- [WHAT THE TASK ASKS]: From the entries below, pull out each line where "JSON" appears.

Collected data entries
────────────────
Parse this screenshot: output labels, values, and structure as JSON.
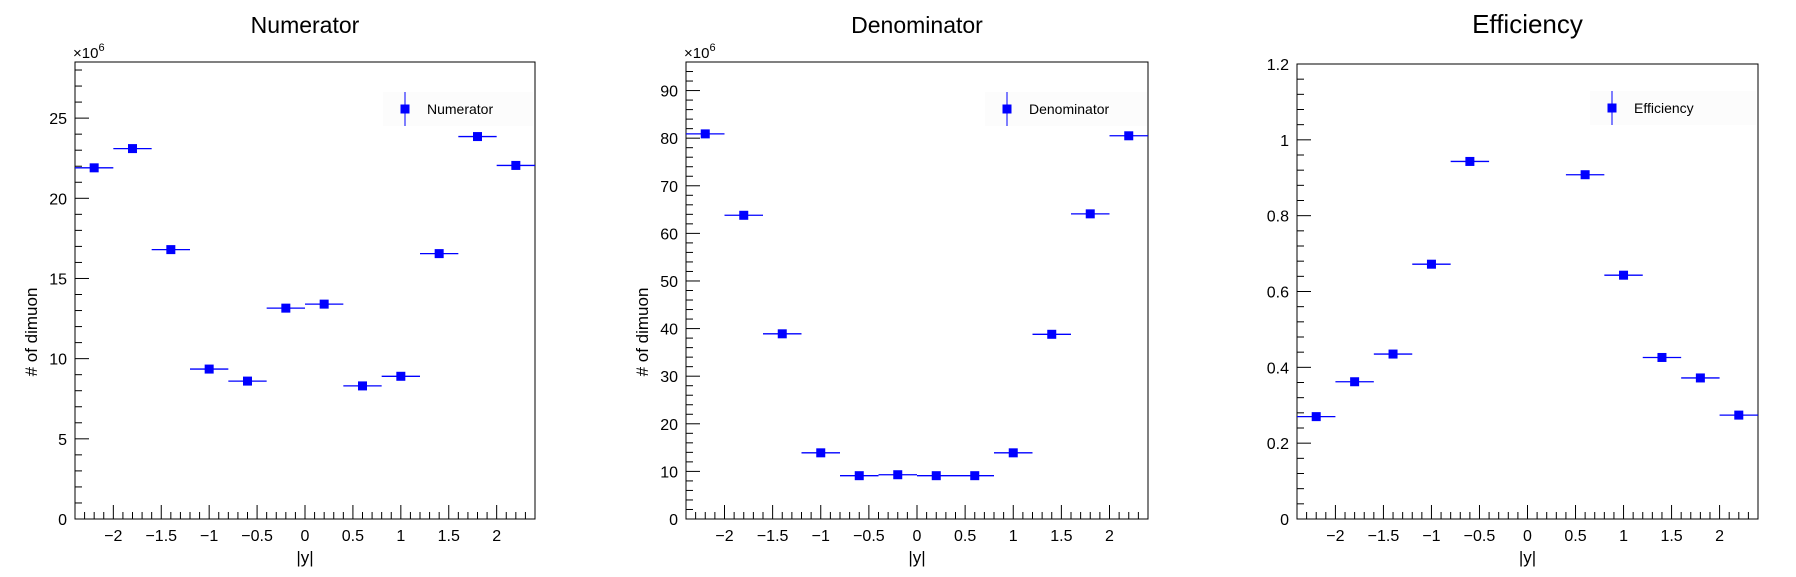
{
  "chart_data": [
    {
      "type": "scatter",
      "title": "Numerator",
      "xlabel": "|y|",
      "ylabel": "# of dimuon",
      "exponent_label": "×10",
      "exponent_power": "6",
      "xlim": [
        -2.4,
        2.4
      ],
      "ylim": [
        0,
        28.5
      ],
      "xticks": [
        -2,
        -1.5,
        -1,
        -0.5,
        0,
        0.5,
        1,
        1.5,
        2
      ],
      "xtick_labels": [
        "−2",
        "−1.5",
        "−1",
        "−0.5",
        "0",
        "0.5",
        "1",
        "1.5",
        "2"
      ],
      "yticks": [
        0,
        5,
        10,
        15,
        20,
        25
      ],
      "ytick_labels": [
        "0",
        "5",
        "10",
        "15",
        "20",
        "25"
      ],
      "x": [
        -2.2,
        -1.8,
        -1.4,
        -1.0,
        -0.6,
        -0.2,
        0.2,
        0.6,
        1.0,
        1.4,
        1.8,
        2.2
      ],
      "x_err": 0.2,
      "series": [
        {
          "name": "Numerator",
          "values": [
            21.9,
            23.1,
            16.8,
            9.35,
            8.6,
            13.15,
            13.4,
            8.3,
            8.9,
            16.55,
            23.85,
            22.05
          ]
        }
      ],
      "legend": "top-right",
      "marker_color": "#0000ff",
      "grid": false
    },
    {
      "type": "scatter",
      "title": "Denominator",
      "xlabel": "|y|",
      "ylabel": "# of dimuon",
      "exponent_label": "×10",
      "exponent_power": "6",
      "xlim": [
        -2.4,
        2.4
      ],
      "ylim": [
        0,
        96
      ],
      "xticks": [
        -2,
        -1.5,
        -1,
        -0.5,
        0,
        0.5,
        1,
        1.5,
        2
      ],
      "xtick_labels": [
        "−2",
        "−1.5",
        "−1",
        "−0.5",
        "0",
        "0.5",
        "1",
        "1.5",
        "2"
      ],
      "yticks": [
        0,
        10,
        20,
        30,
        40,
        50,
        60,
        70,
        80,
        90
      ],
      "ytick_labels": [
        "0",
        "10",
        "20",
        "30",
        "40",
        "50",
        "60",
        "70",
        "80",
        "90"
      ],
      "x": [
        -2.2,
        -1.8,
        -1.4,
        -1.0,
        -0.6,
        -0.2,
        0.2,
        0.6,
        1.0,
        1.4,
        1.8,
        2.2
      ],
      "x_err": 0.2,
      "series": [
        {
          "name": "Denominator",
          "values": [
            80.9,
            63.8,
            38.9,
            13.9,
            9.1,
            9.3,
            9.1,
            9.1,
            13.9,
            38.8,
            64.1,
            80.5
          ]
        }
      ],
      "legend": "top-right",
      "marker_color": "#0000ff",
      "grid": false
    },
    {
      "type": "scatter",
      "title": "Efficiency",
      "xlabel": "|y|",
      "ylabel": "",
      "xlim": [
        -2.4,
        2.4
      ],
      "ylim": [
        0,
        1.2
      ],
      "xticks": [
        -2,
        -1.5,
        -1,
        -0.5,
        0,
        0.5,
        1,
        1.5,
        2
      ],
      "xtick_labels": [
        "−2",
        "−1.5",
        "−1",
        "−0.5",
        "0",
        "0.5",
        "1",
        "1.5",
        "2"
      ],
      "yticks": [
        0,
        0.2,
        0.4,
        0.6,
        0.8,
        1,
        1.2
      ],
      "ytick_labels": [
        "0",
        "0.2",
        "0.4",
        "0.6",
        "0.8",
        "1",
        "1.2"
      ],
      "x": [
        -2.2,
        -1.8,
        -1.4,
        -1.0,
        -0.6,
        0.6,
        1.0,
        1.4,
        1.8,
        2.2
      ],
      "x_err": 0.2,
      "series": [
        {
          "name": "Efficiency",
          "values": [
            0.27,
            0.362,
            0.435,
            0.672,
            0.943,
            0.908,
            0.643,
            0.426,
            0.372,
            0.274
          ]
        }
      ],
      "legend": "top-right",
      "marker_color": "#0000ff",
      "grid": false
    }
  ]
}
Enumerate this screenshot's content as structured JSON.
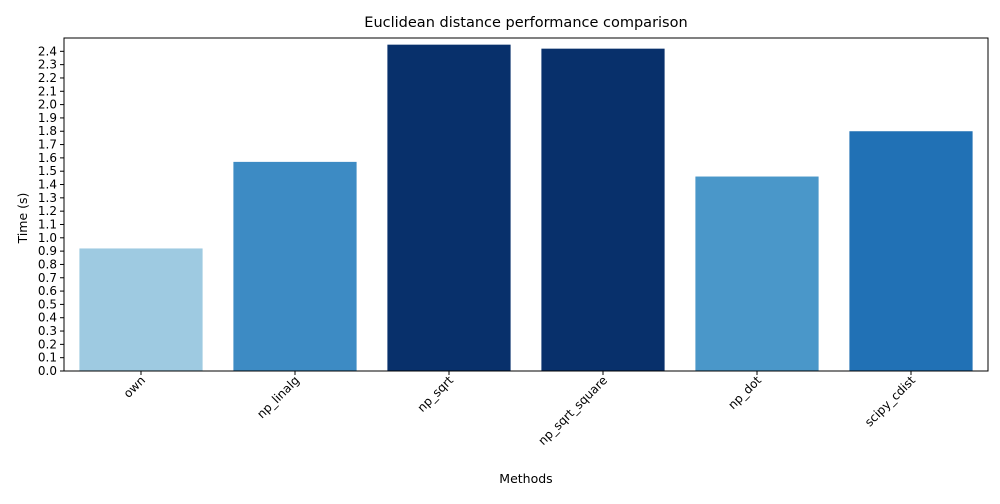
{
  "chart_data": {
    "type": "bar",
    "title": "Euclidean distance performance comparison",
    "xlabel": "Methods",
    "ylabel": "Time (s)",
    "ylim": [
      0,
      2.5
    ],
    "yticks": [
      0.0,
      0.1,
      0.2,
      0.3,
      0.4,
      0.5,
      0.6,
      0.7,
      0.8,
      0.9,
      1.0,
      1.1,
      1.2,
      1.3,
      1.4,
      1.5,
      1.6,
      1.7,
      1.8,
      1.9,
      2.0,
      2.1,
      2.2,
      2.3,
      2.4
    ],
    "grid": false,
    "legend": "none",
    "categories": [
      "own",
      "np_linalg",
      "np_sqrt",
      "np_sqrt_square",
      "np_dot",
      "scipy_cdist"
    ],
    "values": [
      0.92,
      1.57,
      2.45,
      2.42,
      1.46,
      1.8
    ],
    "colors": [
      "#9ecae1",
      "#3d8bc4",
      "#08306b",
      "#08306b",
      "#4a97c9",
      "#2171b5"
    ]
  }
}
────────────────
- [RIGHT ANSWER]:
Parse this screenshot: output labels, values, and structure as JSON.
Enumerate this screenshot's content as structured JSON.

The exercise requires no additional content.